◆ What you have to do ◆
Repeat every line below exactly, word for word.

◆ Data entries for graphics ◆
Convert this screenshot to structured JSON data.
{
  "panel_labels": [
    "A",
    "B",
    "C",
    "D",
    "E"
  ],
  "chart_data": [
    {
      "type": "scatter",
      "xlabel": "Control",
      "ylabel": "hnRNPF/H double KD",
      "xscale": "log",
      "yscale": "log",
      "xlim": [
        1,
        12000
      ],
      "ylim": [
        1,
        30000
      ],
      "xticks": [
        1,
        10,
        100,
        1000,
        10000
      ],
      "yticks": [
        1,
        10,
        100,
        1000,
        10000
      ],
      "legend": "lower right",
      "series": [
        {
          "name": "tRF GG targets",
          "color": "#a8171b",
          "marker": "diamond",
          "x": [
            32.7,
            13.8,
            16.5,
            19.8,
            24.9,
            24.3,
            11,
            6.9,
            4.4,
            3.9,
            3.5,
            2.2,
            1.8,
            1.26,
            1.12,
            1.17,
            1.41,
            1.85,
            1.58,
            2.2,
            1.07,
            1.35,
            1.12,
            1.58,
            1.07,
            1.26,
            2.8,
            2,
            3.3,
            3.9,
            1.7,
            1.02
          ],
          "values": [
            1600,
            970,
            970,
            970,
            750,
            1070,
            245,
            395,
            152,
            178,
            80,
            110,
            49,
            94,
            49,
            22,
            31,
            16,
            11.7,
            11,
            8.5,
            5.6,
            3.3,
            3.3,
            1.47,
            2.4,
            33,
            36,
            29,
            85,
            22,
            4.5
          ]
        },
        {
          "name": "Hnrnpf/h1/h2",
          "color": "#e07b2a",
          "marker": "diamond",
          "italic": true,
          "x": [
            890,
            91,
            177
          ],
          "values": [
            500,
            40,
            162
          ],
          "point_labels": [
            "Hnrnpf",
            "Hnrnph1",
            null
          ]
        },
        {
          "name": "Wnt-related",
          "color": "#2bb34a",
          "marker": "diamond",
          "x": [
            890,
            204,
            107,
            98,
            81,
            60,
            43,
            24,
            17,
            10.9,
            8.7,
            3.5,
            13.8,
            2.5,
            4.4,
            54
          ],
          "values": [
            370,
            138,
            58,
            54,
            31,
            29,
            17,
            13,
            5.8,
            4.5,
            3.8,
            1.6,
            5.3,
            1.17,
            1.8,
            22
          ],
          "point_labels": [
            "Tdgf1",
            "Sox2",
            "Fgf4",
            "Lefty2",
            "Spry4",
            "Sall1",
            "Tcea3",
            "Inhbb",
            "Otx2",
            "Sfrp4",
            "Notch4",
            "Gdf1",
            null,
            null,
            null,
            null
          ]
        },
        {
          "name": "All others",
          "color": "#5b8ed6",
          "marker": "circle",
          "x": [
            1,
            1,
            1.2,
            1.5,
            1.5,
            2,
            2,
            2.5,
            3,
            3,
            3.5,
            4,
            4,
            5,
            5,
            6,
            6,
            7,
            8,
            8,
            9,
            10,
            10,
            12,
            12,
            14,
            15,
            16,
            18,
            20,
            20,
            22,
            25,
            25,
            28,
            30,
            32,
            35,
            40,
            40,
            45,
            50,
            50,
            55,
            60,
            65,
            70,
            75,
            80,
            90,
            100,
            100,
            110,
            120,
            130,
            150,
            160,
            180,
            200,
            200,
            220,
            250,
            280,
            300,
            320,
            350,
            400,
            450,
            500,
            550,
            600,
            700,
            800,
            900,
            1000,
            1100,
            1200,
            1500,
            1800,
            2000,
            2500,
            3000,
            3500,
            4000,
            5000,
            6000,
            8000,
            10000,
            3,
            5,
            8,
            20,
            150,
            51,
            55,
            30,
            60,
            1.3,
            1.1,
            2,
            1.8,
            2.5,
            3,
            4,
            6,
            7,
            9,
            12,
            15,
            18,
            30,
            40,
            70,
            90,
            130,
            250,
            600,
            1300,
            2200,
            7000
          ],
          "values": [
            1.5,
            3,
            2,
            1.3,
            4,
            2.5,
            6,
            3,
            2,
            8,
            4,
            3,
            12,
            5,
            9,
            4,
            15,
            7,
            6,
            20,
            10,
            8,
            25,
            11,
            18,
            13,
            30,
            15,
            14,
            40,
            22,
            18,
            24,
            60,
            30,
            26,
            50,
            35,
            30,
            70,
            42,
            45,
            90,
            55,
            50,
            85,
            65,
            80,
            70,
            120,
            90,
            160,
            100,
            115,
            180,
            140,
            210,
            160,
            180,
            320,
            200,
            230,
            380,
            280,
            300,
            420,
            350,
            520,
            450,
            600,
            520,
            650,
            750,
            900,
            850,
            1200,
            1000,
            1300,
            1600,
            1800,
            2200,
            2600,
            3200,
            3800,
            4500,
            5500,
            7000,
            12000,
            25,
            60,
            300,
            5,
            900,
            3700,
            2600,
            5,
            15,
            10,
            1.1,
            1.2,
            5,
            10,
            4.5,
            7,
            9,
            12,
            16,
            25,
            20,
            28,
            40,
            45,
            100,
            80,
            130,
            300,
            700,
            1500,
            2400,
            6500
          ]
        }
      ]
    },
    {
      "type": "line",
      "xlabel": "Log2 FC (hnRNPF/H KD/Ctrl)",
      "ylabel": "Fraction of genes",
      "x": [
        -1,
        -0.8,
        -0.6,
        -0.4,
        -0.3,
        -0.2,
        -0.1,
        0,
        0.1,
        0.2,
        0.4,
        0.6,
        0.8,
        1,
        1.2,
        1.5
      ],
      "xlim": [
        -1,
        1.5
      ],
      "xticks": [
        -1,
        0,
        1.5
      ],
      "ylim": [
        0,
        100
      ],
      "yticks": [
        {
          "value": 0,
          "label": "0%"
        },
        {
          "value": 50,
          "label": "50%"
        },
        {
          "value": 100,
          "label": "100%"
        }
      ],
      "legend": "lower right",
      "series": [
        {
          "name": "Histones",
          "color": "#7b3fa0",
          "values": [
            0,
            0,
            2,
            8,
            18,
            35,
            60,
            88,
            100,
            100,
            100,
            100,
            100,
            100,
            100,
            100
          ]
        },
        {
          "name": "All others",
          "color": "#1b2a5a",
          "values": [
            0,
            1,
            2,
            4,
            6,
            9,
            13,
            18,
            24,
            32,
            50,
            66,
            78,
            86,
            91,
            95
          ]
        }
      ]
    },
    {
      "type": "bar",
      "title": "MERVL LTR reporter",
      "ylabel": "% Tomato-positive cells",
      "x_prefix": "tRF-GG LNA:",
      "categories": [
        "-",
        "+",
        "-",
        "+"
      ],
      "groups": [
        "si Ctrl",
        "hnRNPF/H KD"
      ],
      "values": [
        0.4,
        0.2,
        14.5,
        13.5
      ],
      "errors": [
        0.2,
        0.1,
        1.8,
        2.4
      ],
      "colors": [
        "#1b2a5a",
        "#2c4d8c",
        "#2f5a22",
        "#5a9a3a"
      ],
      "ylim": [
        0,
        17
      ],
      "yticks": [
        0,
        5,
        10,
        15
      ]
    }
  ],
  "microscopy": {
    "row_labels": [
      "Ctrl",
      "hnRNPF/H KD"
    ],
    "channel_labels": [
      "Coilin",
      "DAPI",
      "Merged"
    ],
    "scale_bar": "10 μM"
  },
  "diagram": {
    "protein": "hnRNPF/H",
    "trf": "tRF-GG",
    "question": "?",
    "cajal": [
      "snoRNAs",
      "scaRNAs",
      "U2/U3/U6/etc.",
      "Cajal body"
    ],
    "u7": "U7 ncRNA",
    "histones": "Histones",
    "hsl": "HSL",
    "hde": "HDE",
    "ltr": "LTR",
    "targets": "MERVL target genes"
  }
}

◆ Task answer ◆
Convert this screenshot to structured JSON data.
{
  "panel_labels": [
    "A",
    "B",
    "C",
    "D",
    "E"
  ],
  "chart_data": [
    {
      "type": "scatter",
      "xlabel": "Control",
      "ylabel": "hnRNPF/H double KD",
      "xscale": "log",
      "yscale": "log",
      "xlim": [
        1,
        12000
      ],
      "ylim": [
        1,
        30000
      ],
      "xticks": [
        1,
        10,
        100,
        1000,
        10000
      ],
      "yticks": [
        1,
        10,
        100,
        1000,
        10000
      ],
      "legend": "lower right",
      "series": [
        {
          "name": "tRF GG targets",
          "color": "#a8171b",
          "marker": "diamond",
          "x": [
            32.7,
            13.8,
            16.5,
            19.8,
            24.9,
            24.3,
            11,
            6.9,
            4.4,
            3.9,
            3.5,
            2.2,
            1.8,
            1.26,
            1.12,
            1.17,
            1.41,
            1.85,
            1.58,
            2.2,
            1.07,
            1.35,
            1.12,
            1.58,
            1.07,
            1.26,
            2.8,
            2,
            3.3,
            3.9,
            1.7,
            1.02
          ],
          "values": [
            1600,
            970,
            970,
            970,
            750,
            1070,
            245,
            395,
            152,
            178,
            80,
            110,
            49,
            94,
            49,
            22,
            31,
            16,
            11.7,
            11,
            8.5,
            5.6,
            3.3,
            3.3,
            1.47,
            2.4,
            33,
            36,
            29,
            85,
            22,
            4.5
          ]
        },
        {
          "name": "Hnrnpf/h1/h2",
          "color": "#e07b2a",
          "marker": "diamond",
          "italic": true,
          "x": [
            890,
            91,
            177
          ],
          "values": [
            500,
            40,
            162
          ],
          "point_labels": [
            "Hnrnpf",
            "Hnrnph1",
            null
          ]
        },
        {
          "name": "Wnt-related",
          "color": "#2bb34a",
          "marker": "diamond",
          "x": [
            890,
            204,
            107,
            98,
            81,
            60,
            43,
            24,
            17,
            10.9,
            8.7,
            3.5,
            13.8,
            2.5,
            4.4,
            54
          ],
          "values": [
            370,
            138,
            58,
            54,
            31,
            29,
            17,
            13,
            5.8,
            4.5,
            3.8,
            1.6,
            5.3,
            1.17,
            1.8,
            22
          ],
          "point_labels": [
            "Tdgf1",
            "Sox2",
            "Fgf4",
            "Lefty2",
            "Spry4",
            "Sall1",
            "Tcea3",
            "Inhbb",
            "Otx2",
            "Sfrp4",
            "Notch4",
            "Gdf1",
            null,
            null,
            null,
            null
          ]
        },
        {
          "name": "All others",
          "color": "#5b8ed6",
          "marker": "circle",
          "x": [
            1,
            1,
            1.2,
            1.5,
            1.5,
            2,
            2,
            2.5,
            3,
            3,
            3.5,
            4,
            4,
            5,
            5,
            6,
            6,
            7,
            8,
            8,
            9,
            10,
            10,
            12,
            12,
            14,
            15,
            16,
            18,
            20,
            20,
            22,
            25,
            25,
            28,
            30,
            32,
            35,
            40,
            40,
            45,
            50,
            50,
            55,
            60,
            65,
            70,
            75,
            80,
            90,
            100,
            100,
            110,
            120,
            130,
            150,
            160,
            180,
            200,
            200,
            220,
            250,
            280,
            300,
            320,
            350,
            400,
            450,
            500,
            550,
            600,
            700,
            800,
            900,
            1000,
            1100,
            1200,
            1500,
            1800,
            2000,
            2500,
            3000,
            3500,
            4000,
            5000,
            6000,
            8000,
            10000,
            3,
            5,
            8,
            20,
            150,
            51,
            55,
            30,
            60,
            1.3,
            1.1,
            2,
            1.8,
            2.5,
            3,
            4,
            6,
            7,
            9,
            12,
            15,
            18,
            30,
            40,
            70,
            90,
            130,
            250,
            600,
            1300,
            2200,
            7000
          ],
          "values": [
            1.5,
            3,
            2,
            1.3,
            4,
            2.5,
            6,
            3,
            2,
            8,
            4,
            3,
            12,
            5,
            9,
            4,
            15,
            7,
            6,
            20,
            10,
            8,
            25,
            11,
            18,
            13,
            30,
            15,
            14,
            40,
            22,
            18,
            24,
            60,
            30,
            26,
            50,
            35,
            30,
            70,
            42,
            45,
            90,
            55,
            50,
            85,
            65,
            80,
            70,
            120,
            90,
            160,
            100,
            115,
            180,
            140,
            210,
            160,
            180,
            320,
            200,
            230,
            380,
            280,
            300,
            420,
            350,
            520,
            450,
            600,
            520,
            650,
            750,
            900,
            850,
            1200,
            1000,
            1300,
            1600,
            1800,
            2200,
            2600,
            3200,
            3800,
            4500,
            5500,
            7000,
            12000,
            25,
            60,
            300,
            5,
            900,
            3700,
            2600,
            5,
            15,
            10,
            1.1,
            1.2,
            5,
            10,
            4.5,
            7,
            9,
            12,
            16,
            25,
            20,
            28,
            40,
            45,
            100,
            80,
            130,
            300,
            700,
            1500,
            2400,
            6500
          ]
        }
      ]
    },
    {
      "type": "line",
      "xlabel": "Log2 FC (hnRNPF/H KD/Ctrl)",
      "ylabel": "Fraction of genes",
      "x": [
        -1,
        -0.8,
        -0.6,
        -0.4,
        -0.3,
        -0.2,
        -0.1,
        0,
        0.1,
        0.2,
        0.4,
        0.6,
        0.8,
        1,
        1.2,
        1.5
      ],
      "xlim": [
        -1,
        1.5
      ],
      "xticks": [
        -1,
        0,
        1.5
      ],
      "ylim": [
        0,
        100
      ],
      "yticks": [
        {
          "value": 0,
          "label": "0%"
        },
        {
          "value": 50,
          "label": "50%"
        },
        {
          "value": 100,
          "label": "100%"
        }
      ],
      "legend": "lower right",
      "series": [
        {
          "name": "Histones",
          "color": "#7b3fa0",
          "values": [
            0,
            0,
            2,
            8,
            18,
            35,
            60,
            88,
            100,
            100,
            100,
            100,
            100,
            100,
            100,
            100
          ]
        },
        {
          "name": "All others",
          "color": "#1b2a5a",
          "values": [
            0,
            1,
            2,
            4,
            6,
            9,
            13,
            18,
            24,
            32,
            50,
            66,
            78,
            86,
            91,
            95
          ]
        }
      ]
    },
    {
      "type": "bar",
      "title": "MERVL LTR reporter",
      "ylabel": "% Tomato-positive cells",
      "x_prefix": "tRF-GG LNA:",
      "categories": [
        "-",
        "+",
        "-",
        "+"
      ],
      "groups": [
        "si Ctrl",
        "hnRNPF/H KD"
      ],
      "values": [
        0.4,
        0.2,
        14.5,
        13.5
      ],
      "errors": [
        0.2,
        0.1,
        1.8,
        2.4
      ],
      "colors": [
        "#1b2a5a",
        "#2c4d8c",
        "#2f5a22",
        "#5a9a3a"
      ],
      "ylim": [
        0,
        17
      ],
      "yticks": [
        0,
        5,
        10,
        15
      ]
    }
  ],
  "microscopy": {
    "row_labels": [
      "Ctrl",
      "hnRNPF/H KD"
    ],
    "channel_labels": [
      "Coilin",
      "DAPI",
      "Merged"
    ],
    "scale_bar": "10 μM"
  },
  "diagram": {
    "protein": "hnRNPF/H",
    "trf": "tRF-GG",
    "question": "?",
    "cajal": [
      "snoRNAs",
      "scaRNAs",
      "U2/U3/U6/etc.",
      "Cajal body"
    ],
    "u7": "U7 ncRNA",
    "histones": "Histones",
    "hsl": "HSL",
    "hde": "HDE",
    "ltr": "LTR",
    "targets": "MERVL target genes"
  }
}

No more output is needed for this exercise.